## Document segment

Utbildning Nord, based in the Arctic region of the Nordic countries, is an example of a unique co-operation process, with three Nordic countries organising labour market-oriented adult education together. 80% of the participants, who are long-term unemployed and lack educational qualifications, either end up in employment or go on to pursue studies somewhere else.This is made possible by close co-operation with the local labour market, a consistent use of validation/recognition of previously acquired competences, and an individual-based approach to pedagogy.
Adult education often becomes a driving force for local development or the establishment of new networks. In Estonia, however, one significant problem lies in that the Nordic Region and other European countries offer more attractive salaries and living conditions. The Estonian government has made a concentrated effort to train local welders in order to satisfy the needs of the Estonian ship building industry, only to see them take jobs abroad. Estonia itself has had to import qualified workers from countries such as Ukraine, Romania and China, even though unemployment figures are high in Estonia.
This issue of DialogWeb contains reports from Malmö and Sønderborg. In the town of Sønderborg in South Jutland people are sick and tired of the debate concerning the remote areas of Denmark. During the past few years, determined efforts have been made to create new forms of co-operation across sectors with new, common goals in mind. The results include a new science park, an exxtension of the university, better conditions for culture, and an ambition of becoming an European Capital of Culture together with German Schleswig.

[Page segmentation data]
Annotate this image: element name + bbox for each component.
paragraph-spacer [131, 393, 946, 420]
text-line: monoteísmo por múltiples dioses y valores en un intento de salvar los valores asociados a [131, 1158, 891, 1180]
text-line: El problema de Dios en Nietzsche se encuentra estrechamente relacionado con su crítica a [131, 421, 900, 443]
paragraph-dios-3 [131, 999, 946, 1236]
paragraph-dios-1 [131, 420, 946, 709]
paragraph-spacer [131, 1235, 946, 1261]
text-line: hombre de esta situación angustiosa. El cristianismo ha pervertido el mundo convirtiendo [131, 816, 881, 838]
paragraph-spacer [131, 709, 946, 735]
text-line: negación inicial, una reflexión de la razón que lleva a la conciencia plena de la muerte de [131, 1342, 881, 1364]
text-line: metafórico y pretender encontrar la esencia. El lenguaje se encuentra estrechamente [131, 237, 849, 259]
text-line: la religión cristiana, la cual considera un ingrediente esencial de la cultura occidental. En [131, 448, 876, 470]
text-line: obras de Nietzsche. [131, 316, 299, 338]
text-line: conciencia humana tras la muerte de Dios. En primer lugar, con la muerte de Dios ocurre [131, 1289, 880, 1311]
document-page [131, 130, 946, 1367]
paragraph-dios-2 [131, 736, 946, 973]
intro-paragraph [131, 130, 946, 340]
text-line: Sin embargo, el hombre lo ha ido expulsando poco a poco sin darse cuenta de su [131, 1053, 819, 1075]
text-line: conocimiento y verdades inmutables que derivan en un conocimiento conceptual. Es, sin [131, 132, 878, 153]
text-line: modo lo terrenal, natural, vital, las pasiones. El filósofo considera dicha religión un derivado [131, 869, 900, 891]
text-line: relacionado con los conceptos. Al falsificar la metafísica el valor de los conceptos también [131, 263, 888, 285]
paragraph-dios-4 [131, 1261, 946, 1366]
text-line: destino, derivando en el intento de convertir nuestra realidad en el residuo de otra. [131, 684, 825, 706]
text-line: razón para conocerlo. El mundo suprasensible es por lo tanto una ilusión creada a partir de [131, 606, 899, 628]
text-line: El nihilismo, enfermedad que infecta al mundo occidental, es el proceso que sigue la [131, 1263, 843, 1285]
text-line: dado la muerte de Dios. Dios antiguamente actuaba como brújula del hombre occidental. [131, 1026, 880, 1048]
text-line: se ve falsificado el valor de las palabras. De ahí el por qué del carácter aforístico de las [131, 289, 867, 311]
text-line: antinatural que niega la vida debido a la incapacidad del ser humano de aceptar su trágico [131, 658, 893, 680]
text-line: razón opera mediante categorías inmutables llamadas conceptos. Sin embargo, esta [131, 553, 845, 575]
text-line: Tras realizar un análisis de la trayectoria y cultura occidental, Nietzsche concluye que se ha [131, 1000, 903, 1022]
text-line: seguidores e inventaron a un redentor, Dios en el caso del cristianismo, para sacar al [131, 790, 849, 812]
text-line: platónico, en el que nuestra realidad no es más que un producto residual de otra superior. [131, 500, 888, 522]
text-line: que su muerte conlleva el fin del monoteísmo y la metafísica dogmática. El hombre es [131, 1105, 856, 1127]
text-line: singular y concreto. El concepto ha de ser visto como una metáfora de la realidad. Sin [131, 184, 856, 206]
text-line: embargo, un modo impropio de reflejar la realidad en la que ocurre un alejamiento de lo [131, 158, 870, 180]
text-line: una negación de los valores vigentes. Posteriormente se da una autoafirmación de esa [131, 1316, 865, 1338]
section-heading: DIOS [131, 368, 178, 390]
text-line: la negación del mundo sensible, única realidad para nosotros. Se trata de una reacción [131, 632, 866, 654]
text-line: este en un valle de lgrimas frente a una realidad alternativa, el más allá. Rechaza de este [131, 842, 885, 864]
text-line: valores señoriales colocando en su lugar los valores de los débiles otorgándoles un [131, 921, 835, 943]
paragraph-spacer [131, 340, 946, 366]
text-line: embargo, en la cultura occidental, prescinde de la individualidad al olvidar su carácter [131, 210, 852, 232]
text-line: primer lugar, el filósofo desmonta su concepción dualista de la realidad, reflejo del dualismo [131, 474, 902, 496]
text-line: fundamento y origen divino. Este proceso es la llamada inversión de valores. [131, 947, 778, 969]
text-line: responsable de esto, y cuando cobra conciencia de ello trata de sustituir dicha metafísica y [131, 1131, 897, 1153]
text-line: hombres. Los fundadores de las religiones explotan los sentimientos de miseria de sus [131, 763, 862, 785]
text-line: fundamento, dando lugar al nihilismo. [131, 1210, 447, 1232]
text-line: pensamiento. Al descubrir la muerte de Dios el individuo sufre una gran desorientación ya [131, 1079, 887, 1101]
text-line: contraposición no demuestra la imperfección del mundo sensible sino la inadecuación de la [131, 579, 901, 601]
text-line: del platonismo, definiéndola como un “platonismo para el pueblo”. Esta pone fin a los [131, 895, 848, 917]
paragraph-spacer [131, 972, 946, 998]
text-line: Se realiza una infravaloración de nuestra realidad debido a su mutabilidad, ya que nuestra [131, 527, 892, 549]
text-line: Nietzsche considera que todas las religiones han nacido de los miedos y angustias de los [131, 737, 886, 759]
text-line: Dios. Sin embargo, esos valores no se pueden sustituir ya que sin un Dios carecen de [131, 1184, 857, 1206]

## Your task
Carry on the article on adult education in the Nordic countries from the point where it stops. These lines are separate material and have nothing to do with the article on adult education.

## Exercise result
15 years ago Malmö was a city in a crisis, today it is filled with faith in the future. It is difficult to find an empty plot of land to build on, and Malmö University attracts youngsters both from the city and from other parts of Sweden. Unemployment is still high particularly among young people but many commute over the Øresund Bridge to work in Copenhagen. Furthermore, the City of Malmö invests considerable monetary resources in flexible adult education in order to reduce local unemployment figures, as businesses are desperate for qualified workers these days.
Comfort is more important to Norwegians than acting wisely when it comes to the climate challenge, says Norwegian climate researcher Hans Olav Hygen. In 1992, the Brundtland Commission participated in inventing slogans such as ”Think globally, act locally!” but since then, Norway has constantly increased its CO2 emissions. Hygen calls for liberal adult education and other organisations to dramatically intensify their efforts to create an awareness of the need for new policies. Today, politicians do not have the courage to challenge the Norwegian people to abandon their comfort zone.
The advisory centre Ålands Hushållningssällskap has had more luck in their quest to promote a green agenda. The organisation offers advice, courses and study trips to more than 200 farms, and other private businesses make use of their training too. The aim of the organisation is to support the development of agriculture and to gather more information to enable farms to become both more profitable and more environmentally friendly. Within ten years, the proportion of area under organic farming has increased from 9,3% to 23,6%.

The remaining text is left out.